▶ Text shown
»»

By contrast, the Flic stories had got a laugh from the WoW short story group. Some people even seemed to love them. Gradually, the realisation dawned I had something here and I could link up the stories into a narrative arc. I also realised that by setting it in a fictitious present day Whitstable, I could also write what I knew. A tennis murder is easier to write if you’re a member of the local club. A relentless failure to grow edible vegetables in my allotment provided the spark and locale for another murder plot, pun intended. Being the local neighbourhood watch co-ordinator in my area provided more material for another crazy tale of criminal excess. I sucked my teeth when I wrote the story of a deeply unpleasant local writers’ group, but it seemed to draft itself, your Honour. But no local writers have been hurt in the writing of this novel, I assure you.

««

▶ Job
Repeat the passage about the Flic stories word for word, starting with "By contrast, the" and going on through "I assure you.". These records come from a separate source.

▶ Data records
»»

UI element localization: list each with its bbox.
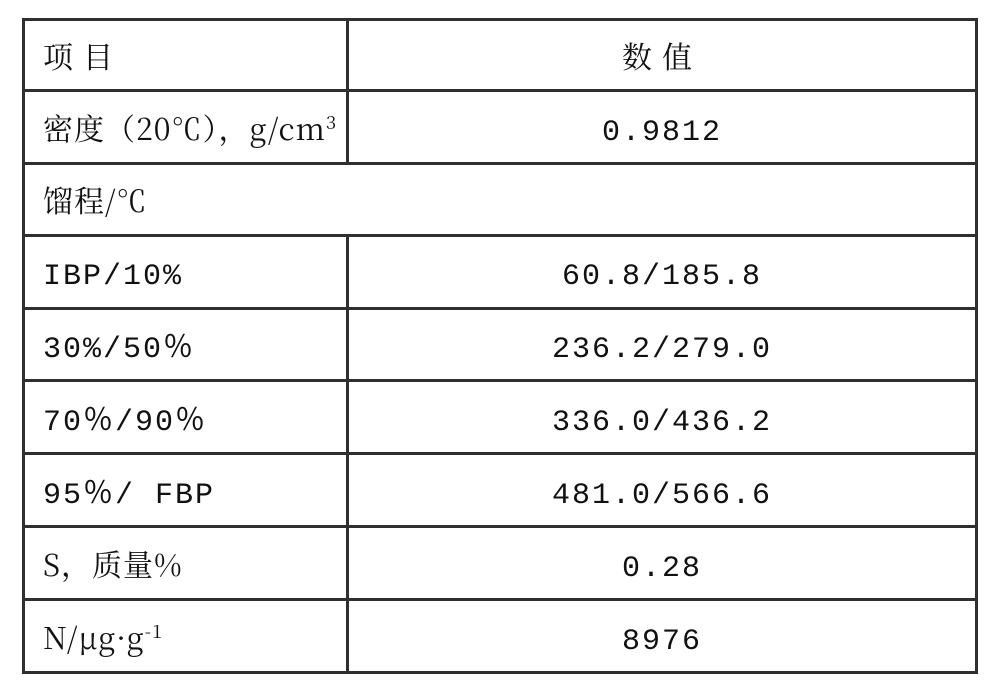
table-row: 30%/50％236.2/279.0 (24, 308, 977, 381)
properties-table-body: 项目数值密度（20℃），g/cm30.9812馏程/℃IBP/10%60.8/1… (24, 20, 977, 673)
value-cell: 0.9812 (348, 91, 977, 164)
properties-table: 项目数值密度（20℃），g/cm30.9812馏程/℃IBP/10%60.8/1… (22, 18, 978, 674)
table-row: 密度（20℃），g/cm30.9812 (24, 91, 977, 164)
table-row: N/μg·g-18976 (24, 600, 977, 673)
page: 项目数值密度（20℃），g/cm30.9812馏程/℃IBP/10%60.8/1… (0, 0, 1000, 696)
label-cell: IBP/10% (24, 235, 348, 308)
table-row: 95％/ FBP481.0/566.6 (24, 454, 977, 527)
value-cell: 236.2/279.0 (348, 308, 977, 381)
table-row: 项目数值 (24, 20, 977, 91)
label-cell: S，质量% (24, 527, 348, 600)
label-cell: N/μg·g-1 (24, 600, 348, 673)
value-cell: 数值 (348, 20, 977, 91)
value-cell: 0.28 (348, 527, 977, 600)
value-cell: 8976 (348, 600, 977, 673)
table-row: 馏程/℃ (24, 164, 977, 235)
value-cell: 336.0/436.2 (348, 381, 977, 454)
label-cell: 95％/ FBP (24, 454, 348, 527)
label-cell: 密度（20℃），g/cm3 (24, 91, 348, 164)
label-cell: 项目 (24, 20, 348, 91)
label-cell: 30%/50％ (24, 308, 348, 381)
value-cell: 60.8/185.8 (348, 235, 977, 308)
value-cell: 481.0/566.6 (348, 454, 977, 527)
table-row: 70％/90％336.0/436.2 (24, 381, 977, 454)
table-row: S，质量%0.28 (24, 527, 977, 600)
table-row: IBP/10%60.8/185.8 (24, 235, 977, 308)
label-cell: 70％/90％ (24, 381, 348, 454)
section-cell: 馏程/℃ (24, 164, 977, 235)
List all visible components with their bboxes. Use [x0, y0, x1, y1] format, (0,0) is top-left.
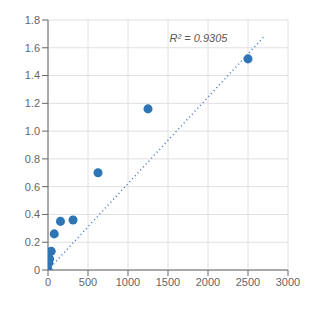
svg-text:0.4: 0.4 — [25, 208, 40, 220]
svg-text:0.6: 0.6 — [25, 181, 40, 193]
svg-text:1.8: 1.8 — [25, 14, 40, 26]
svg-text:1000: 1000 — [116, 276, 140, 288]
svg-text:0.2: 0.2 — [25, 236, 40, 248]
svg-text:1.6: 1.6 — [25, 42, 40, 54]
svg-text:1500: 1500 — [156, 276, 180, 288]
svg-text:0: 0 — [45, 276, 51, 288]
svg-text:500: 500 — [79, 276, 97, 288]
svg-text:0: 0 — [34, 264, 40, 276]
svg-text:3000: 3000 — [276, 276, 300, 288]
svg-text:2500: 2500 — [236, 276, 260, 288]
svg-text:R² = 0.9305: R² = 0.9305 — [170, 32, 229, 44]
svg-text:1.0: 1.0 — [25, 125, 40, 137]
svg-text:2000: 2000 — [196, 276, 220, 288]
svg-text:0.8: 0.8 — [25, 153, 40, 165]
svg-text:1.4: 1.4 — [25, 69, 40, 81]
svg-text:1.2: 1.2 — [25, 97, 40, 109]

««

▶ Reply
By contrast, the Flic stories had got a laugh from the WoW short story group. Some people even seemed to love them. Gradually, the realisation dawned I had something here and I could link up the stories into a narrative arc. I also realised that by setting it in a fictitious present day Whitstable, I could also write what I knew. A tennis murder is easier to write if you’re a member of the local club. A relentless failure to grow edible vegetables in my allotment provided the spark and locale for another murder plot, pun intended. Being the local neighbourhood watch co-ordinator in my area provided more material for another crazy tale of criminal excess. I sucked my teeth when I wrote the story of a deeply unpleasant local writers’ group, but it seemed to draft itself, your Honour. But no local writers have been hurt in the writing of this novel, I assure you.